__Objective__
Every line holding the string "erodiert" should be gathered.

[Start]

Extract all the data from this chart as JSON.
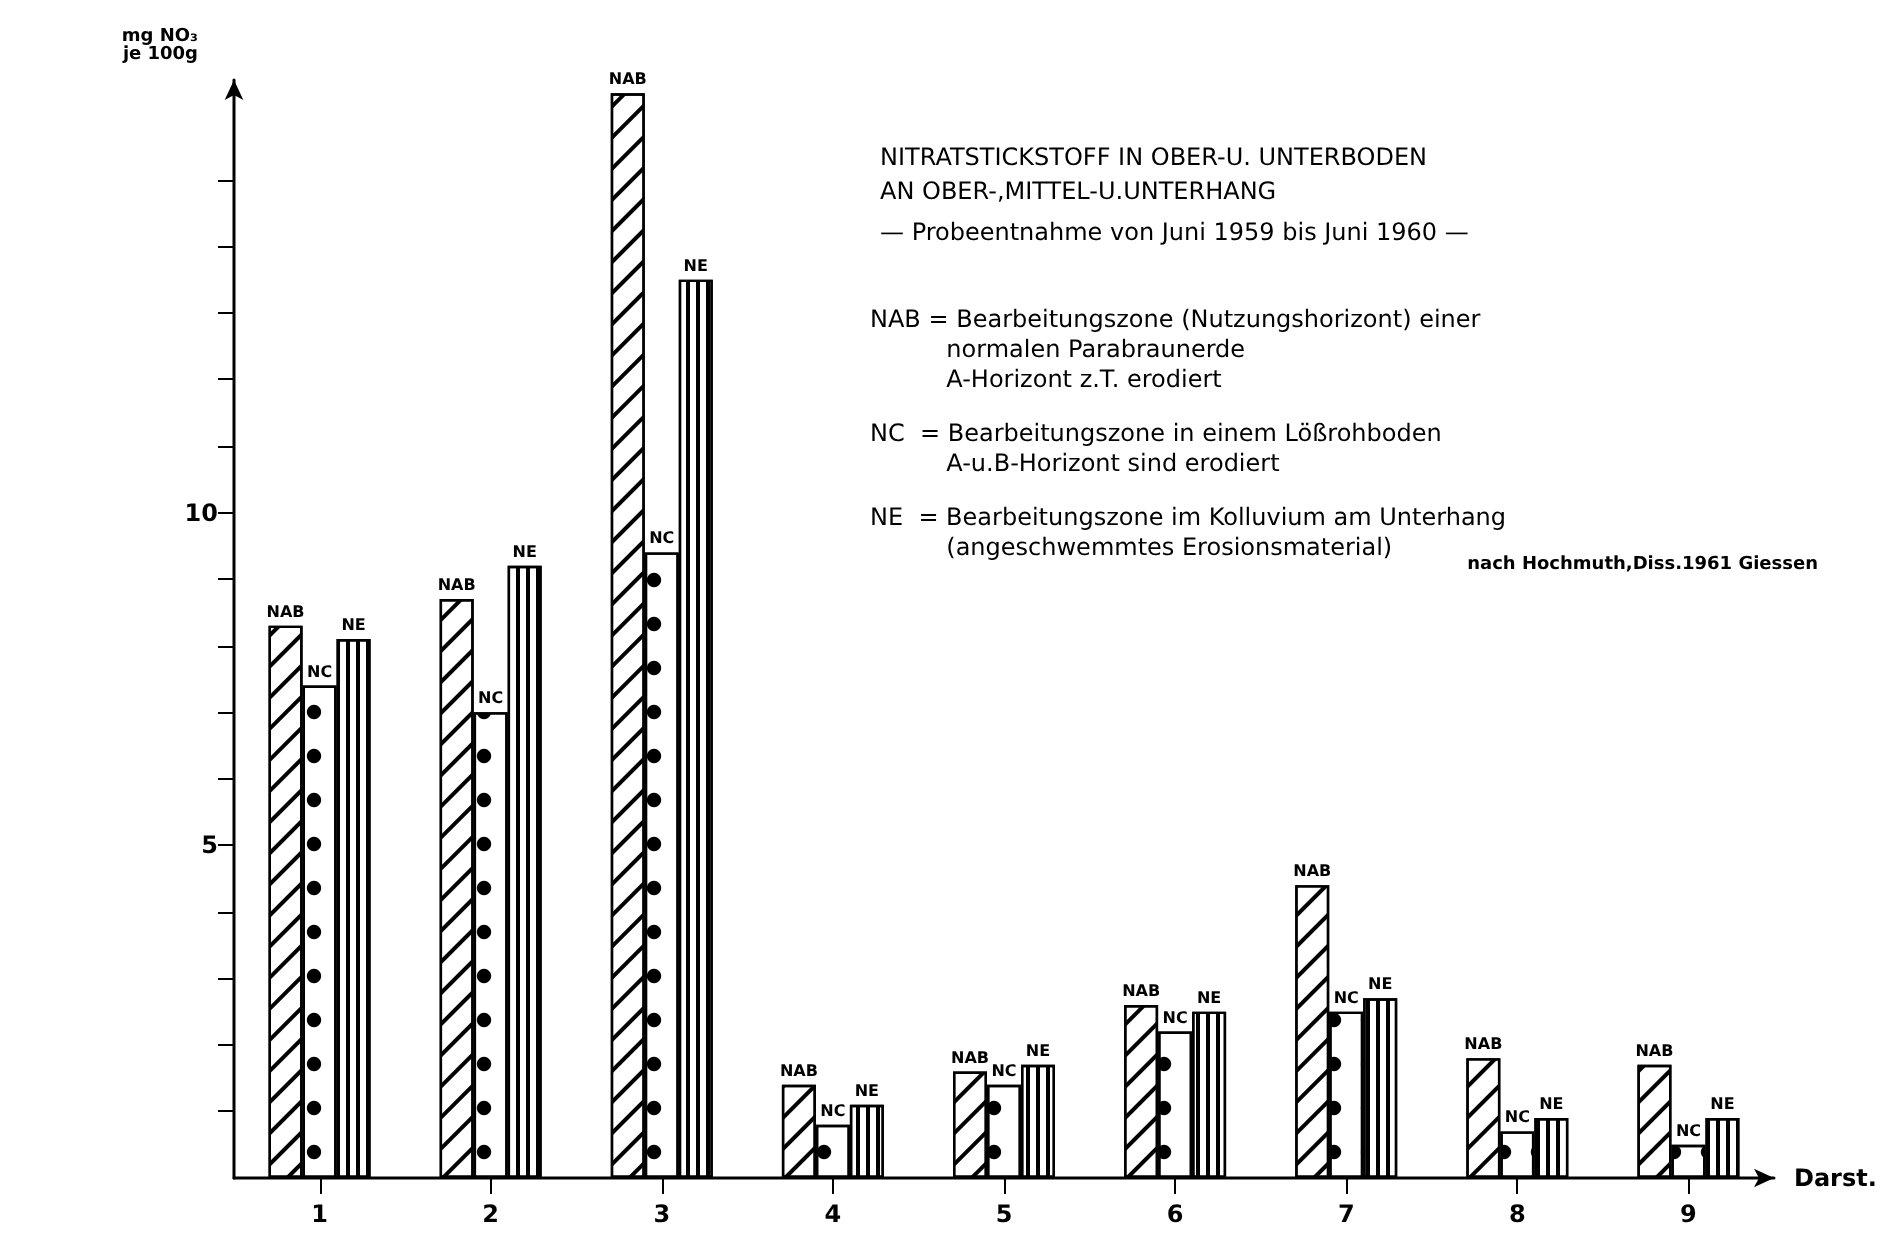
{
  "chart_data": {
    "type": "bar",
    "title": "NITRATSTICKSTOFF IN OBER-U. UNTERBODEN\nAN OBER-,MITTEL-U.UNTERHANG",
    "subtitle": "— Probeentnahme von Juni 1959 bis Juni 1960 —",
    "xlabel": "Darst.",
    "ylabel": "mg NO₃\nje 100g",
    "annotations": [
      "NAB = Bearbeitungszone (Nutzungshorizont) einer\n          normalen Parabraunerde\n          A-Horizont z.T. erodiert",
      "NC  = Bearbeitungszone in einem Lößrohboden\n          A-u.B-Horizont sind erodiert",
      "NE  = Bearbeitungszone im Kolluvium am Unterhang\n          (angeschwemmtes Erosionsmaterial)",
      "nach Hochmuth,Diss.1961 Giessen"
    ],
    "categories": [
      "1",
      "2",
      "3",
      "4",
      "5",
      "6",
      "7",
      "8",
      "9"
    ],
    "series": [
      {
        "name": "NAB",
        "color": "#ffffff",
        "values": [
          8.3,
          8.7,
          16.3,
          1.4,
          1.6,
          2.6,
          4.4,
          1.8,
          1.7
        ]
      },
      {
        "name": "NC",
        "color": "#ffffff",
        "values": [
          7.4,
          7.0,
          9.4,
          0.8,
          1.4,
          2.2,
          2.5,
          0.7,
          0.5
        ]
      },
      {
        "name": "NE",
        "color": "#ffffff",
        "values": [
          8.1,
          9.2,
          13.5,
          1.1,
          1.7,
          2.5,
          2.7,
          0.9,
          0.9
        ]
      }
    ],
    "ylim": [
      0,
      16.5
    ],
    "yticks": [
      {
        "value": 1,
        "label": null
      },
      {
        "value": 2,
        "label": null
      },
      {
        "value": 3,
        "label": null
      },
      {
        "value": 4,
        "label": null
      },
      5,
      {
        "value": 6,
        "label": null
      },
      {
        "value": 7,
        "label": null
      },
      {
        "value": 8,
        "label": null
      },
      {
        "value": 9,
        "label": null
      },
      10,
      {
        "value": 11,
        "label": null
      },
      {
        "value": 12,
        "label": null
      },
      {
        "value": 13,
        "label": null
      },
      {
        "value": 14,
        "label": null
      },
      {
        "value": 15,
        "label": null
      }
    ],
    "grid": false,
    "legend": false
  }
}
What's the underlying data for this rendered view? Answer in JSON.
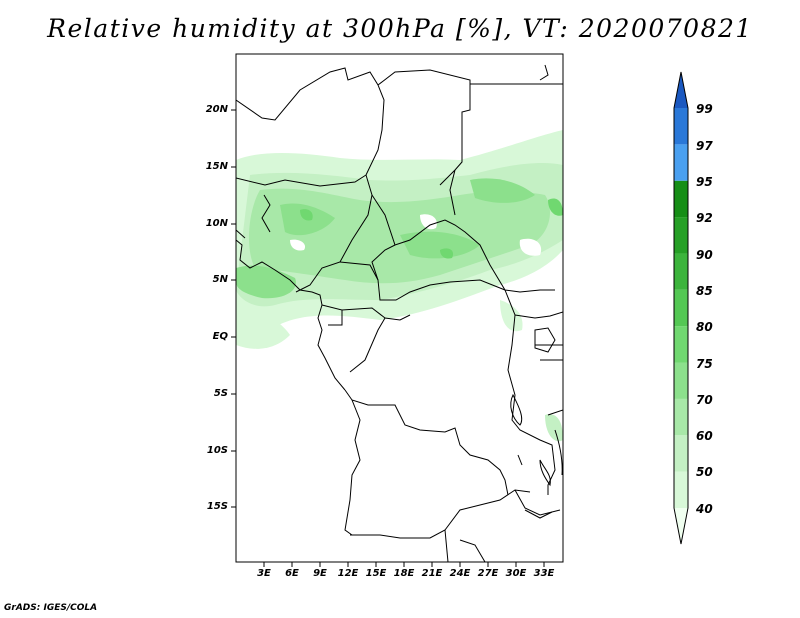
{
  "title": "Relative humidity at 300hPa [%], VT: 2020070821",
  "credit": "GrADS: IGES/COLA",
  "latitude_labels": [
    "20N",
    "15N",
    "10N",
    "5N",
    "EQ",
    "5S",
    "10S",
    "15S"
  ],
  "longitude_labels": [
    "3E",
    "6E",
    "9E",
    "12E",
    "15E",
    "18E",
    "21E",
    "24E",
    "27E",
    "30E",
    "33E"
  ],
  "colorbar": {
    "levels": [
      "40",
      "50",
      "60",
      "70",
      "75",
      "80",
      "85",
      "90",
      "92",
      "95",
      "97",
      "99"
    ],
    "colors": [
      "#f0fff0",
      "#d8f8d8",
      "#c4f0c4",
      "#a8e8a8",
      "#8ce08c",
      "#70d870",
      "#54c854",
      "#3cb43c",
      "#26a026",
      "#168e16",
      "#4aa0f0",
      "#2a78d8",
      "#1a58c0"
    ],
    "extend": "both"
  },
  "map": {
    "region": "Central Africa",
    "variable": "Relative humidity",
    "level": "300hPa",
    "units": "%",
    "valid_time": "2020070821"
  }
}
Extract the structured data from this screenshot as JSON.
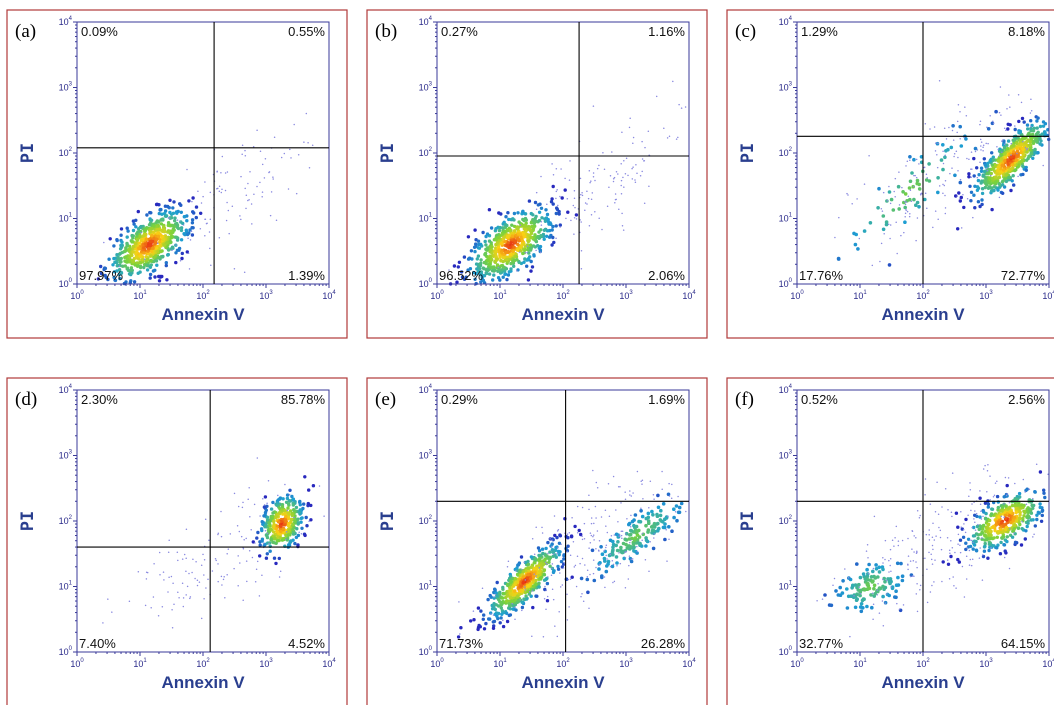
{
  "chart_data": [
    {
      "type": "scatter",
      "panel": "(a)",
      "xlabel": "Annexin V",
      "ylabel": "PI",
      "xscale": "log",
      "yscale": "log",
      "xlim": [
        1,
        10000
      ],
      "ylim": [
        1,
        10000
      ],
      "xticks": [
        "10^0",
        "10^1",
        "10^2",
        "10^3",
        "10^4"
      ],
      "yticks": [
        "10^0",
        "10^1",
        "10^2",
        "10^3",
        "10^4"
      ],
      "gate": {
        "x": 150,
        "y": 120
      },
      "quadrants": {
        "upper_left": "0.09%",
        "upper_right": "0.55%",
        "lower_left": "97.97%",
        "lower_right": "1.39%"
      },
      "clusters": [
        {
          "x": 14,
          "y": 4,
          "sx": 0.32,
          "sy": 0.27,
          "n": 600,
          "rho": 0.6,
          "kind": "dense"
        },
        {
          "x": 300,
          "y": 25,
          "sx": 0.7,
          "sy": 0.55,
          "n": 110,
          "rho": 0.7,
          "kind": "sparse"
        }
      ]
    },
    {
      "type": "scatter",
      "panel": "(b)",
      "xlabel": "Annexin V",
      "ylabel": "PI",
      "xscale": "log",
      "yscale": "log",
      "xlim": [
        1,
        10000
      ],
      "ylim": [
        1,
        10000
      ],
      "xticks": [
        "10^0",
        "10^1",
        "10^2",
        "10^3",
        "10^4"
      ],
      "yticks": [
        "10^0",
        "10^1",
        "10^2",
        "10^3",
        "10^4"
      ],
      "gate": {
        "x": 180,
        "y": 90
      },
      "quadrants": {
        "upper_left": "0.27%",
        "upper_right": "1.16%",
        "lower_left": "96.52%",
        "lower_right": "2.06%"
      },
      "clusters": [
        {
          "x": 15,
          "y": 4,
          "sx": 0.33,
          "sy": 0.28,
          "n": 600,
          "rho": 0.6,
          "kind": "dense"
        },
        {
          "x": 350,
          "y": 30,
          "sx": 0.7,
          "sy": 0.55,
          "n": 140,
          "rho": 0.7,
          "kind": "sparse"
        }
      ]
    },
    {
      "type": "scatter",
      "panel": "(c)",
      "xlabel": "Annexin V",
      "ylabel": "PI",
      "xscale": "log",
      "yscale": "log",
      "xlim": [
        1,
        10000
      ],
      "ylim": [
        1,
        10000
      ],
      "xticks": [
        "10^0",
        "10^1",
        "10^2",
        "10^3",
        "10^4"
      ],
      "yticks": [
        "10^0",
        "10^1",
        "10^2",
        "10^3",
        "10^4"
      ],
      "gate": {
        "x": 100,
        "y": 180
      },
      "quadrants": {
        "upper_left": "1.29%",
        "upper_right": "8.18%",
        "lower_left": "17.76%",
        "lower_right": "72.77%"
      },
      "clusters": [
        {
          "x": 2500,
          "y": 80,
          "sx": 0.3,
          "sy": 0.3,
          "n": 520,
          "rho": 0.8,
          "kind": "dense"
        },
        {
          "x": 60,
          "y": 25,
          "sx": 0.55,
          "sy": 0.5,
          "n": 70,
          "rho": 0.85,
          "kind": "medium"
        },
        {
          "x": 300,
          "y": 60,
          "sx": 0.8,
          "sy": 0.6,
          "n": 180,
          "rho": 0.7,
          "kind": "sparse"
        }
      ]
    },
    {
      "type": "scatter",
      "panel": "(d)",
      "xlabel": "Annexin V",
      "ylabel": "PI",
      "xscale": "log",
      "yscale": "log",
      "xlim": [
        1,
        10000
      ],
      "ylim": [
        1,
        10000
      ],
      "xticks": [
        "10^0",
        "10^1",
        "10^2",
        "10^3",
        "10^4"
      ],
      "yticks": [
        "10^0",
        "10^1",
        "10^2",
        "10^3",
        "10^4"
      ],
      "gate": {
        "x": 130,
        "y": 40
      },
      "quadrants": {
        "upper_left": "2.30%",
        "upper_right": "85.78%",
        "lower_left": "7.40%",
        "lower_right": "4.52%"
      },
      "clusters": [
        {
          "x": 1800,
          "y": 90,
          "sx": 0.17,
          "sy": 0.22,
          "n": 320,
          "rho": 0.3,
          "kind": "dense"
        },
        {
          "x": 150,
          "y": 30,
          "sx": 0.75,
          "sy": 0.55,
          "n": 140,
          "rho": 0.7,
          "kind": "sparse"
        }
      ]
    },
    {
      "type": "scatter",
      "panel": "(e)",
      "xlabel": "Annexin V",
      "ylabel": "PI",
      "xscale": "log",
      "yscale": "log",
      "xlim": [
        1,
        10000
      ],
      "ylim": [
        1,
        10000
      ],
      "xticks": [
        "10^0",
        "10^1",
        "10^2",
        "10^3",
        "10^4"
      ],
      "yticks": [
        "10^0",
        "10^1",
        "10^2",
        "10^3",
        "10^4"
      ],
      "gate": {
        "x": 110,
        "y": 200
      },
      "quadrants": {
        "upper_left": "0.29%",
        "upper_right": "1.69%",
        "lower_left": "71.73%",
        "lower_right": "26.28%"
      },
      "clusters": [
        {
          "x": 25,
          "y": 12,
          "sx": 0.3,
          "sy": 0.28,
          "n": 520,
          "rho": 0.8,
          "kind": "dense"
        },
        {
          "x": 1500,
          "y": 60,
          "sx": 0.38,
          "sy": 0.3,
          "n": 160,
          "rho": 0.85,
          "kind": "medium"
        },
        {
          "x": 200,
          "y": 30,
          "sx": 0.8,
          "sy": 0.6,
          "n": 220,
          "rho": 0.7,
          "kind": "sparse"
        }
      ]
    },
    {
      "type": "scatter",
      "panel": "(f)",
      "xlabel": "Annexin V",
      "ylabel": "PI",
      "xscale": "log",
      "yscale": "log",
      "xlim": [
        1,
        10000
      ],
      "ylim": [
        1,
        10000
      ],
      "xticks": [
        "10^0",
        "10^1",
        "10^2",
        "10^3",
        "10^4"
      ],
      "yticks": [
        "10^0",
        "10^1",
        "10^2",
        "10^3",
        "10^4"
      ],
      "gate": {
        "x": 100,
        "y": 200
      },
      "quadrants": {
        "upper_left": "0.52%",
        "upper_right": "2.56%",
        "lower_left": "32.77%",
        "lower_right": "64.15%"
      },
      "clusters": [
        {
          "x": 2000,
          "y": 100,
          "sx": 0.3,
          "sy": 0.23,
          "n": 380,
          "rho": 0.6,
          "kind": "dense"
        },
        {
          "x": 15,
          "y": 10,
          "sx": 0.28,
          "sy": 0.2,
          "n": 120,
          "rho": 0.4,
          "kind": "medium"
        },
        {
          "x": 200,
          "y": 40,
          "sx": 0.8,
          "sy": 0.6,
          "n": 220,
          "rho": 0.7,
          "kind": "sparse"
        }
      ]
    }
  ]
}
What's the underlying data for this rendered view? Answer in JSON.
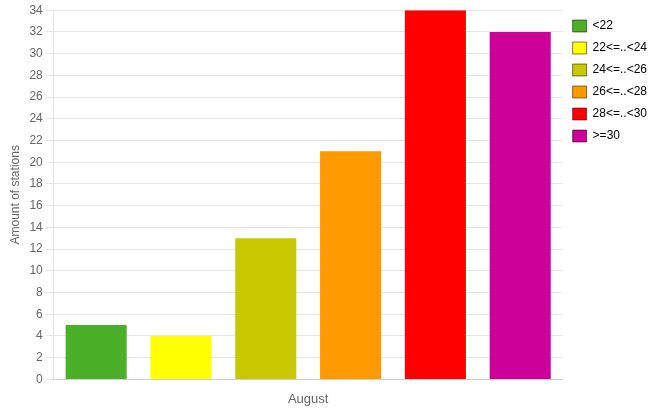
{
  "chart_data": {
    "type": "bar",
    "categories": [
      "<22",
      "22<=..<24",
      "24<=..<26",
      "26<=..<28",
      "28<=..<30",
      ">=30"
    ],
    "values": [
      5,
      4,
      13,
      21,
      34,
      32
    ],
    "colors": [
      "#4caf28",
      "#ffff00",
      "#c8c800",
      "#ff9900",
      "#ff0000",
      "#cc0099"
    ],
    "xlabel": "August",
    "ylabel": "Amount of stations",
    "ylim": [
      0,
      34
    ],
    "yticks": [
      0,
      2,
      4,
      6,
      8,
      10,
      12,
      14,
      16,
      18,
      20,
      22,
      24,
      26,
      28,
      30,
      32,
      34
    ],
    "grid": true,
    "legend": "upper right",
    "tick_labels": "y"
  }
}
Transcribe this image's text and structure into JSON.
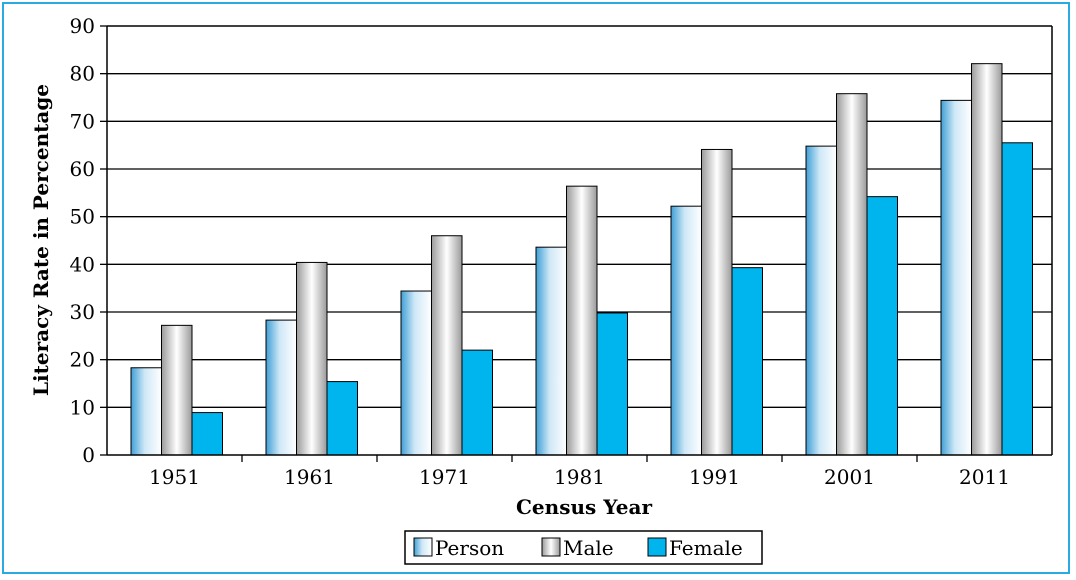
{
  "chart_data": {
    "type": "bar",
    "title": "",
    "xlabel": "Census Year",
    "ylabel": "Literacy Rate in Percentage",
    "ylim": [
      0,
      90
    ],
    "yticks": [
      0,
      10,
      20,
      30,
      40,
      50,
      60,
      70,
      80,
      90
    ],
    "categories": [
      "1951",
      "1961",
      "1971",
      "1981",
      "1991",
      "2001",
      "2011"
    ],
    "series": [
      {
        "name": "Person",
        "values": [
          18.3,
          28.3,
          34.4,
          43.6,
          52.2,
          64.8,
          74.4
        ]
      },
      {
        "name": "Male",
        "values": [
          27.2,
          40.4,
          46.0,
          56.4,
          64.1,
          75.8,
          82.1
        ]
      },
      {
        "name": "Female",
        "values": [
          8.9,
          15.4,
          22.0,
          29.8,
          39.3,
          54.2,
          65.5
        ]
      }
    ],
    "grid": true,
    "legend_position": "bottom"
  },
  "colors": {
    "frame": "#29abe2",
    "female": "#00b4ee"
  }
}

[End]

__Result for this task__
      "NAB = Bearbeitungszone (Nutzungshorizont) einer\n          normalen Parabraunerde\n          A-Horizont z.T. erodiert",
      "NC  = Bearbeitungszone in einem Lößrohboden\n          A-u.B-Horizont sind erodiert",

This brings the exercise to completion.